## Input
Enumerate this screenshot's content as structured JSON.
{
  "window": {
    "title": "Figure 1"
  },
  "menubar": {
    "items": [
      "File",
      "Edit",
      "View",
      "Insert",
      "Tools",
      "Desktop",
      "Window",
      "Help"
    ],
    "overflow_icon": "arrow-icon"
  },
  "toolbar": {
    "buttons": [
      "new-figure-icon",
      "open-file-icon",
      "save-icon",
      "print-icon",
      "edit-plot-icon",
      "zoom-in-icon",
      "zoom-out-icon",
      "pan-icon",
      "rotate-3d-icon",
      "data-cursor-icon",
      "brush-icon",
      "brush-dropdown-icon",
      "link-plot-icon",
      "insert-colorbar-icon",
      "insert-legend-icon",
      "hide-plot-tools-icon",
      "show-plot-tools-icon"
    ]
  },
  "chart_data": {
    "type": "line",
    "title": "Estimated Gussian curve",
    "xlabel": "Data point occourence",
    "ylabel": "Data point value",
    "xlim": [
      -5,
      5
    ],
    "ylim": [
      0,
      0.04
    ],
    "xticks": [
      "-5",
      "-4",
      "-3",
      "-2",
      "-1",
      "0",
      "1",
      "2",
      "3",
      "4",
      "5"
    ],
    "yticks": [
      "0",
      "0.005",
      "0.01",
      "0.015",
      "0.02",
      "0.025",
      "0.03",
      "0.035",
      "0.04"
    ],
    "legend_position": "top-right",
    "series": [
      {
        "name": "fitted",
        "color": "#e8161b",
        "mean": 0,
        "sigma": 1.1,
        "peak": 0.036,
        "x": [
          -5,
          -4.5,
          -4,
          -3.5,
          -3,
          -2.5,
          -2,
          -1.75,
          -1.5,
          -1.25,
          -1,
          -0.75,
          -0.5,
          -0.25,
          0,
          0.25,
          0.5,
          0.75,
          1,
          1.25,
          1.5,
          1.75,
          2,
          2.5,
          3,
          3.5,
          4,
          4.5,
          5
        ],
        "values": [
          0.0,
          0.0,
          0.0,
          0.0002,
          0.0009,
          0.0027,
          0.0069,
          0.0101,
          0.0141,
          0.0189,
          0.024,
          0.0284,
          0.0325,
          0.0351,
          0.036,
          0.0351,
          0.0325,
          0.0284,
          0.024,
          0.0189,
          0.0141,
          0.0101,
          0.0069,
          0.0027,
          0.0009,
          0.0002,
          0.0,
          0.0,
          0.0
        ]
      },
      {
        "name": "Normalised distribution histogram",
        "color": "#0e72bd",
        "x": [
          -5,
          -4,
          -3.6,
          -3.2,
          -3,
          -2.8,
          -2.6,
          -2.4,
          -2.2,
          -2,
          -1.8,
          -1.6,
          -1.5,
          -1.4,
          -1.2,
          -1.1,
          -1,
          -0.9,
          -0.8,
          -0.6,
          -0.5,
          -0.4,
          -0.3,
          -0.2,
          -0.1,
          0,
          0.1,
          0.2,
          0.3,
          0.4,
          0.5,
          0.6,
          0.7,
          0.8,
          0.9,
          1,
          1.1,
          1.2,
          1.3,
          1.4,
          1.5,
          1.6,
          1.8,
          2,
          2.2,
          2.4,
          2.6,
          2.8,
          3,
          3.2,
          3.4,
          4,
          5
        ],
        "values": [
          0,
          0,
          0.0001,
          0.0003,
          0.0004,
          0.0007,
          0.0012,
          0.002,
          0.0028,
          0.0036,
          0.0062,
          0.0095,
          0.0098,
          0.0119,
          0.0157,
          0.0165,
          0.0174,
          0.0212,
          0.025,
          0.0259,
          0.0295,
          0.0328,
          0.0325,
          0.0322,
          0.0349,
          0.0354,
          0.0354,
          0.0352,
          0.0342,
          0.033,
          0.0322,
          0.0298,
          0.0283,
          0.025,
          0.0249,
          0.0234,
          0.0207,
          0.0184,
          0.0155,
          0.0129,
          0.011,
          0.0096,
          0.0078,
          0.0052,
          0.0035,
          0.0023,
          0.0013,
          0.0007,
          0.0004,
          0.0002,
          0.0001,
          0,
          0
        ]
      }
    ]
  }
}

## Task
Would you give the material above again, complete and exact?

## In response
Enumerate this screenshot's content as structured JSON.
{
  "window": {
    "title": "Figure 1"
  },
  "menubar": {
    "items": [
      "File",
      "Edit",
      "View",
      "Insert",
      "Tools",
      "Desktop",
      "Window",
      "Help"
    ],
    "overflow_icon": "arrow-icon"
  },
  "toolbar": {
    "buttons": [
      "new-figure-icon",
      "open-file-icon",
      "save-icon",
      "print-icon",
      "edit-plot-icon",
      "zoom-in-icon",
      "zoom-out-icon",
      "pan-icon",
      "rotate-3d-icon",
      "data-cursor-icon",
      "brush-icon",
      "brush-dropdown-icon",
      "link-plot-icon",
      "insert-colorbar-icon",
      "insert-legend-icon",
      "hide-plot-tools-icon",
      "show-plot-tools-icon"
    ]
  },
  "chart_data": {
    "type": "line",
    "title": "Estimated Gussian curve",
    "xlabel": "Data point occourence",
    "ylabel": "Data point value",
    "xlim": [
      -5,
      5
    ],
    "ylim": [
      0,
      0.04
    ],
    "xticks": [
      "-5",
      "-4",
      "-3",
      "-2",
      "-1",
      "0",
      "1",
      "2",
      "3",
      "4",
      "5"
    ],
    "yticks": [
      "0",
      "0.005",
      "0.01",
      "0.015",
      "0.02",
      "0.025",
      "0.03",
      "0.035",
      "0.04"
    ],
    "legend_position": "top-right",
    "series": [
      {
        "name": "fitted",
        "color": "#e8161b",
        "mean": 0,
        "sigma": 1.1,
        "peak": 0.036,
        "x": [
          -5,
          -4.5,
          -4,
          -3.5,
          -3,
          -2.5,
          -2,
          -1.75,
          -1.5,
          -1.25,
          -1,
          -0.75,
          -0.5,
          -0.25,
          0,
          0.25,
          0.5,
          0.75,
          1,
          1.25,
          1.5,
          1.75,
          2,
          2.5,
          3,
          3.5,
          4,
          4.5,
          5
        ],
        "values": [
          0.0,
          0.0,
          0.0,
          0.0002,
          0.0009,
          0.0027,
          0.0069,
          0.0101,
          0.0141,
          0.0189,
          0.024,
          0.0284,
          0.0325,
          0.0351,
          0.036,
          0.0351,
          0.0325,
          0.0284,
          0.024,
          0.0189,
          0.0141,
          0.0101,
          0.0069,
          0.0027,
          0.0009,
          0.0002,
          0.0,
          0.0,
          0.0
        ]
      },
      {
        "name": "Normalised distribution histogram",
        "color": "#0e72bd",
        "x": [
          -5,
          -4,
          -3.6,
          -3.2,
          -3,
          -2.8,
          -2.6,
          -2.4,
          -2.2,
          -2,
          -1.8,
          -1.6,
          -1.5,
          -1.4,
          -1.2,
          -1.1,
          -1,
          -0.9,
          -0.8,
          -0.6,
          -0.5,
          -0.4,
          -0.3,
          -0.2,
          -0.1,
          0,
          0.1,
          0.2,
          0.3,
          0.4,
          0.5,
          0.6,
          0.7,
          0.8,
          0.9,
          1,
          1.1,
          1.2,
          1.3,
          1.4,
          1.5,
          1.6,
          1.8,
          2,
          2.2,
          2.4,
          2.6,
          2.8,
          3,
          3.2,
          3.4,
          4,
          5
        ],
        "values": [
          0,
          0,
          0.0001,
          0.0003,
          0.0004,
          0.0007,
          0.0012,
          0.002,
          0.0028,
          0.0036,
          0.0062,
          0.0095,
          0.0098,
          0.0119,
          0.0157,
          0.0165,
          0.0174,
          0.0212,
          0.025,
          0.0259,
          0.0295,
          0.0328,
          0.0325,
          0.0322,
          0.0349,
          0.0354,
          0.0354,
          0.0352,
          0.0342,
          0.033,
          0.0322,
          0.0298,
          0.0283,
          0.025,
          0.0249,
          0.0234,
          0.0207,
          0.0184,
          0.0155,
          0.0129,
          0.011,
          0.0096,
          0.0078,
          0.0052,
          0.0035,
          0.0023,
          0.0013,
          0.0007,
          0.0004,
          0.0002,
          0.0001,
          0,
          0
        ]
      }
    ]
  }
}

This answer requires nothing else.